- Extrait source:
________

Le succès de leur publication dépassa les espérances de Tiercelin et Ropartz aussi voulurent-ils par la fondation d'une revue mensuelle transformer en un lien durable le lien momentanément établi entre les poètes bretons. Telle fut l'origine de L'Hermine dont le premier numéro parut à Rennes en octobre 1889 avec des vers de Charles Le Goffic, que son délicieux recueil Amour Breton venait de révéler au public, de Mme Sophie Hüe, l'auteur des Maternelles, et d'Edouard Beaufils. Nous retrouvons ces noms et ceux de Louis Tiercelin, Sullian Collin, Lud Jan, Anatole Le Braz, Frédéric Plessis, Thomas Maisonneuve, Frédéric Blin, Henri Droniou, Louis Daligaut, Stanislas Millet, Xavier d'Haucour, Eugène Le Mouël, etc., dans les exemplaires suivants de L'Hermine et dans les dix livraisons du Pour Fuir, recueil de vers inédits. On n'a pas oublié à Rennes les magnifiques soirées où les poètes disaient leurs vers, et les joyeux banquets dans les

quels ils se réunissaient pour fêter l'apparition des volumes de leurs confrères. C'est ainsi que, de 1890 à 1892, furent fêtés successivement: Les Chrysanthèmes, d'Edouard Beaufils, Dans la Bruyère, de Lud Jan, et Chansons Douces, de Charles Bernard, Par la Lande, de Victor Thomas, et Sous les Chênes de Jos Parker, La Chanson de la Bretagne, d'Anatole Le Braz... Si l'on veut avoir une idée de l'enthousiasme qui régnait en ces fraternelles agapes, il suffit de se reporter au récit du banquet du 4 avril 1891. Parker et Le Braz étaient venus de Cornouaille en costume breton. Pilven (Le Sévellec) les salua dans la langue bretonne et, dans ce même idiome, Le Braz répondit :

Gars de la Haute-Bretagne, Tiercelin a fait une chose grande. Il a rassemblé autour de lui quiconque rêve de voir encore la bannière de Bretagne onduler au vent, quiconque est prêt à maintenir droite sa hampe. Mon cœur à moi se prend à bondir, quand je vois combien de Bretons montent encore la bonne garde autour de la vieille patrie... Un temps à venir, il sera fait état de nous dans le monde, comme autrefois. Dans ce temps-là, vous, les gars de la Haute-Bretagne, vous entendrez, j'en suis sûr, la langue dans laquelle vous parle aujourd'hui un Cornouaillais, et d'un bout à l'autre de la Bretagne, cœur, langue, costume, tout sera breton. »

Le Braz avait entendu l'éloquent appel que, de Rennes, lui adressait Edouard Beaufils:

O frères, encore un coup, ne désespérons pas !
Chez nous le désespoir n'est connu que du lâche,
Et pour que la Bretagne ait raison du trépas,
Sachons ne point faillir à notre sainte tâche.

________

- Données extraites:
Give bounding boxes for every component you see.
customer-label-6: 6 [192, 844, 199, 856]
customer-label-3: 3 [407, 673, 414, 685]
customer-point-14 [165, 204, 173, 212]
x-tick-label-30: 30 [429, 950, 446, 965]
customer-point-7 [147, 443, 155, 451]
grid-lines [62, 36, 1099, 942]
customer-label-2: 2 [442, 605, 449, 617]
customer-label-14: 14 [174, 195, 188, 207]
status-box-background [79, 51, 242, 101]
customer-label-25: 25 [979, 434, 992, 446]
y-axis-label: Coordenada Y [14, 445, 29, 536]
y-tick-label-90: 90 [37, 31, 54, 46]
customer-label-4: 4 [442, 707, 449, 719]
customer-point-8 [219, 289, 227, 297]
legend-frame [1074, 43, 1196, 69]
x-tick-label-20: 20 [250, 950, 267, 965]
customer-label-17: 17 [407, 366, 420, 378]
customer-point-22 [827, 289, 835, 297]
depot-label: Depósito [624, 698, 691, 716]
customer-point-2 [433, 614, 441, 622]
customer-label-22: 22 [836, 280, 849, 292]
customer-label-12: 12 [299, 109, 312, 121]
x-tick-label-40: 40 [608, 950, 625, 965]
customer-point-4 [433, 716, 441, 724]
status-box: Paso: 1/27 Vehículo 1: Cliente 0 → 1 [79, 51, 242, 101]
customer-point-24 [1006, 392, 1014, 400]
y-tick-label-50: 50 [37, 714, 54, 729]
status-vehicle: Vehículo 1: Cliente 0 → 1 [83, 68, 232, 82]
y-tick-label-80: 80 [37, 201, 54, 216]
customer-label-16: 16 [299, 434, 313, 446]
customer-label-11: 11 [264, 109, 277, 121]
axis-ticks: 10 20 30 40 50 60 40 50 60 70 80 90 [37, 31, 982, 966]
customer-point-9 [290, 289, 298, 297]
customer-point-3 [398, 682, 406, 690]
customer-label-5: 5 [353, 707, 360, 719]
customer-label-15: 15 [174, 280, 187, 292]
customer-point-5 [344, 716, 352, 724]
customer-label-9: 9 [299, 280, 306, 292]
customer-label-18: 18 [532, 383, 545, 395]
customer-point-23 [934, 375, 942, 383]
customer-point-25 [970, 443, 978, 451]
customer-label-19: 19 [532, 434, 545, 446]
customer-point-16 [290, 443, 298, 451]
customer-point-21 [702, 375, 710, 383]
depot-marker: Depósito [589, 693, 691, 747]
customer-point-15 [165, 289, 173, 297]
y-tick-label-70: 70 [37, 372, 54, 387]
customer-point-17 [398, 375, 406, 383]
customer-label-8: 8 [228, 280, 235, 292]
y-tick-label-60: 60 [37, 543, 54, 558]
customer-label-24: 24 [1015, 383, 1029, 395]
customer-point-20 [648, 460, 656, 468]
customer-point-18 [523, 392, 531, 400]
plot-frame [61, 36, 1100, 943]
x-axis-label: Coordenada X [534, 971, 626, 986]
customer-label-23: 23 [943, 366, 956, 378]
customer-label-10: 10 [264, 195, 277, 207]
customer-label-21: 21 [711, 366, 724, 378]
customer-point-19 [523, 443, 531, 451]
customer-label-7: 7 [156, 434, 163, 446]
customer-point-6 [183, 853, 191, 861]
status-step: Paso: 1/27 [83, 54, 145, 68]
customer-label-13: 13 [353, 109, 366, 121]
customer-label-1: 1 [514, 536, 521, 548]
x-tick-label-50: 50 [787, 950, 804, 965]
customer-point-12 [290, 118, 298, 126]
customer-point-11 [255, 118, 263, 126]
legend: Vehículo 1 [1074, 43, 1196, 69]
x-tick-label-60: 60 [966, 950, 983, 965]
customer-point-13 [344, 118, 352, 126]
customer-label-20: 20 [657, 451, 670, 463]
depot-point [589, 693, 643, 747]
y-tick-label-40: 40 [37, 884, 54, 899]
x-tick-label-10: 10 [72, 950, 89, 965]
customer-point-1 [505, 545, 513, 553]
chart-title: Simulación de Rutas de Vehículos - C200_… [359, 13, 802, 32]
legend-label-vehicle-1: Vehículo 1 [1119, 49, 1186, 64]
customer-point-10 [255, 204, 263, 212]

________

- Exercice: Indiquez si chacune des affirmations suivantes concorde avec le texte sur la revue L'Hermine, en répondant par oui ou par non et en citant mot pour mot le passage du texte qui tranche. 1. Le premier numéro de L'Hermine parut à Rennes en octobre 1889. 2. Au banquet du 4 avril 1891, Le Braz répondit en français. 3. Parker et Le Braz étaient venus de Cornouaille en costume breton.

- Réponse:
1. Oui : « dont le premier numéro parut à Rennes en octobre 1889 ».
2. Non : « Pilven (Le Sévellec) les salua dans la langue bretonne et, dans ce même idiome, Le Braz répondit ».
3. Oui : « Parker et Le Braz étaient venus de Cornouaille en costume breton ».